====== PROVIDED RECORDS
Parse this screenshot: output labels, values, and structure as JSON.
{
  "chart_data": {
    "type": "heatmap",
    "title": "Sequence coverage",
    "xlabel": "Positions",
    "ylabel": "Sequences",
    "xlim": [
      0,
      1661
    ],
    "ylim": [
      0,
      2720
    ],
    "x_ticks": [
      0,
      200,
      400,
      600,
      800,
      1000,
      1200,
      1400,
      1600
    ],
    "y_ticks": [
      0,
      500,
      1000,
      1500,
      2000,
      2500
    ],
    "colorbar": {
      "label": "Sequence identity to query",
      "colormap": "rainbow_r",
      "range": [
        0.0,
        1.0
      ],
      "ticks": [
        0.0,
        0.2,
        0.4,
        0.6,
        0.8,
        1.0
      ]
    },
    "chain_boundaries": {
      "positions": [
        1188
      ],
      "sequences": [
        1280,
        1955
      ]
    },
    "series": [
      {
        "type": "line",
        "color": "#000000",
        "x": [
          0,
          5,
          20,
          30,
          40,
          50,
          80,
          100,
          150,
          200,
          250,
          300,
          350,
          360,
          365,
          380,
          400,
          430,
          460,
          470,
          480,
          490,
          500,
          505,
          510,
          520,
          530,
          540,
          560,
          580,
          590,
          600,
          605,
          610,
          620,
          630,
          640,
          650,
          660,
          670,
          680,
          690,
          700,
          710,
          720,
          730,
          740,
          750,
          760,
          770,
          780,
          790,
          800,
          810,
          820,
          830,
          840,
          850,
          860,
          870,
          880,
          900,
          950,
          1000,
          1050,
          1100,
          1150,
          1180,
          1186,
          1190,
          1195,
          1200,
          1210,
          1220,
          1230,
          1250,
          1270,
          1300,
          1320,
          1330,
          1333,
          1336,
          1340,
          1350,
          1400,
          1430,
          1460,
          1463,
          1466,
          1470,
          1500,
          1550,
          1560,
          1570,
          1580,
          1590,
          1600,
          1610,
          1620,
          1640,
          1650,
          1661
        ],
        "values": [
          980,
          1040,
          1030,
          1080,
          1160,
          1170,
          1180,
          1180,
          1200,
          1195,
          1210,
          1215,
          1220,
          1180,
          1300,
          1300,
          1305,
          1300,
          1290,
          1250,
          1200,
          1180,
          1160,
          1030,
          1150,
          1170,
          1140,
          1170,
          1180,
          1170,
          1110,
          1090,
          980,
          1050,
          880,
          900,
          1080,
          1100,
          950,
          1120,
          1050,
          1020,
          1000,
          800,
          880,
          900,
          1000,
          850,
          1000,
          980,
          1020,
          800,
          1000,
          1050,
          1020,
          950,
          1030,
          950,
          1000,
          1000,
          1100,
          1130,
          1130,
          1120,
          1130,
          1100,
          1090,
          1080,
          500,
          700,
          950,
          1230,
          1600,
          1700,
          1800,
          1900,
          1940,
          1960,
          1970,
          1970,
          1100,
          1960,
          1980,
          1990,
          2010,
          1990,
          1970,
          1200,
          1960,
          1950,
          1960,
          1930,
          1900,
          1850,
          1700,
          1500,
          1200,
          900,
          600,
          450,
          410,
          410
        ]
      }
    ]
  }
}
============
-- OBJECTIVE --
Identify the lines in the entries above that contain "values", then copy them out.

-- FINISHED ANSWER --
Parse this screenshot: output labels, values, and structure as JSON.
        "values": [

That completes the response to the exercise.